From the records, pick out and copy each line containing "Reybard".

>> Begin SUPPLIED RECORDS

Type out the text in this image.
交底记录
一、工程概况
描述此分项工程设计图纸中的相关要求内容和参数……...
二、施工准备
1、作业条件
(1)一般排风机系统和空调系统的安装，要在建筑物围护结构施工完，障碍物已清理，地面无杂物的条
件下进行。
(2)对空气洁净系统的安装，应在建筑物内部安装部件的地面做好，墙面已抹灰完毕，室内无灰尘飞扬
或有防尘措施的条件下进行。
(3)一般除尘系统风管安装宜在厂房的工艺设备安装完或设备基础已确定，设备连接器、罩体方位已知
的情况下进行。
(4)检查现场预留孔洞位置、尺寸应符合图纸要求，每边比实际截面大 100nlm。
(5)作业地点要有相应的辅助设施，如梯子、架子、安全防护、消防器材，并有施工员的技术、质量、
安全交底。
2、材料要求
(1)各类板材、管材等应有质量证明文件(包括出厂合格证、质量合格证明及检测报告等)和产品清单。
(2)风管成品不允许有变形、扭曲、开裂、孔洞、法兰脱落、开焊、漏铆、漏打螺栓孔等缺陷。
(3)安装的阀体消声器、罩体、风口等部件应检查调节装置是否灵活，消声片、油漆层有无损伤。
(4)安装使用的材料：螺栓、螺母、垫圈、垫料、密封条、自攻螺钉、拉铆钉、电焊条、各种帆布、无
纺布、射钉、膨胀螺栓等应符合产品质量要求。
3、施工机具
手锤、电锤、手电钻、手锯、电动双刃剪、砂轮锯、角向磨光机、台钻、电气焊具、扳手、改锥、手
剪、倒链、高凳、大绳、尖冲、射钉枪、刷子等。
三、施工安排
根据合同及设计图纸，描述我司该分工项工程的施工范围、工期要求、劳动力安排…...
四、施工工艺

>> End SUPPLIED RECORDS
>> Begin SUPPLIED RECORDS

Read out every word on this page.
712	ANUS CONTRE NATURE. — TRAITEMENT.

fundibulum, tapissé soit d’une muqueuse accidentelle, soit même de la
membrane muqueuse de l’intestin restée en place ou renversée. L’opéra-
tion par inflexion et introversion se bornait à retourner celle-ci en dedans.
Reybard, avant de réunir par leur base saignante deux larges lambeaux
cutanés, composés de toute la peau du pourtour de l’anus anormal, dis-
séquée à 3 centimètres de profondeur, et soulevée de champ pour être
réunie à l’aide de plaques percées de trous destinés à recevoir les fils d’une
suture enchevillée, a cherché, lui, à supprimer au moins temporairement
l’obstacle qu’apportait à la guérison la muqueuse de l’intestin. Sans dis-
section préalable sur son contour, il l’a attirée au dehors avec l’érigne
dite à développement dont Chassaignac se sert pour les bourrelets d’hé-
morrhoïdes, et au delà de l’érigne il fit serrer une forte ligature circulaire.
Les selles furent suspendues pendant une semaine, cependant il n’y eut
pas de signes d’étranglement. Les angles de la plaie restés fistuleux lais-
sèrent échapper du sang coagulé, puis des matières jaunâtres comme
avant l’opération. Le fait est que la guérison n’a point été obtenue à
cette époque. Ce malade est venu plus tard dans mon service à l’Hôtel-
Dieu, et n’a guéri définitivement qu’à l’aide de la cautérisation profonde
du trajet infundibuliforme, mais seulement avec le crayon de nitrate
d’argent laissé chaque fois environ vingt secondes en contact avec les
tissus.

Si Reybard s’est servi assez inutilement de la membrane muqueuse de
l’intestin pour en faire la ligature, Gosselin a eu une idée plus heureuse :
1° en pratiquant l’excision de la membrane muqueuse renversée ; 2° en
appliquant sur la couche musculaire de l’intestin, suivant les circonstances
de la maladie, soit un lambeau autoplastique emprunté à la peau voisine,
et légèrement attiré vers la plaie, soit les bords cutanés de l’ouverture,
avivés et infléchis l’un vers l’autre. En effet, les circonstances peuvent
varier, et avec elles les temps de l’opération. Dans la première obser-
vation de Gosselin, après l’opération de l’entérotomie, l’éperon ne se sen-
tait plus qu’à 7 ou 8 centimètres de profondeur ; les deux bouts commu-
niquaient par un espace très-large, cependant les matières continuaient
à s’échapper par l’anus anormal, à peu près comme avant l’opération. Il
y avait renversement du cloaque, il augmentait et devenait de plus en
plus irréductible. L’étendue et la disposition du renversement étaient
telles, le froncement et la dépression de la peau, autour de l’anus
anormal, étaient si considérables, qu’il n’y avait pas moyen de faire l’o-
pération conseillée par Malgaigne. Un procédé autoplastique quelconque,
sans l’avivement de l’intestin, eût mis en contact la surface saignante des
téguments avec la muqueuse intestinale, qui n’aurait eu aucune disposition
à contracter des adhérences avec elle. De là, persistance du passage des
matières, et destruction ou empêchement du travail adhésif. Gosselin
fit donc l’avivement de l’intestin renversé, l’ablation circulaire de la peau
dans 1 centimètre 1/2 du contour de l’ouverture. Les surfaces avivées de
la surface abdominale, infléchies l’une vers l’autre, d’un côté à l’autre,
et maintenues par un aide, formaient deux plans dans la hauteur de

>> End SUPPLIED RECORDS

RIGHT ANSWER
Reybard, avant de réunir par leur base saignante deux larges lambeaux
Si Reybard s’est servi assez inutilement de la membrane muqueuse de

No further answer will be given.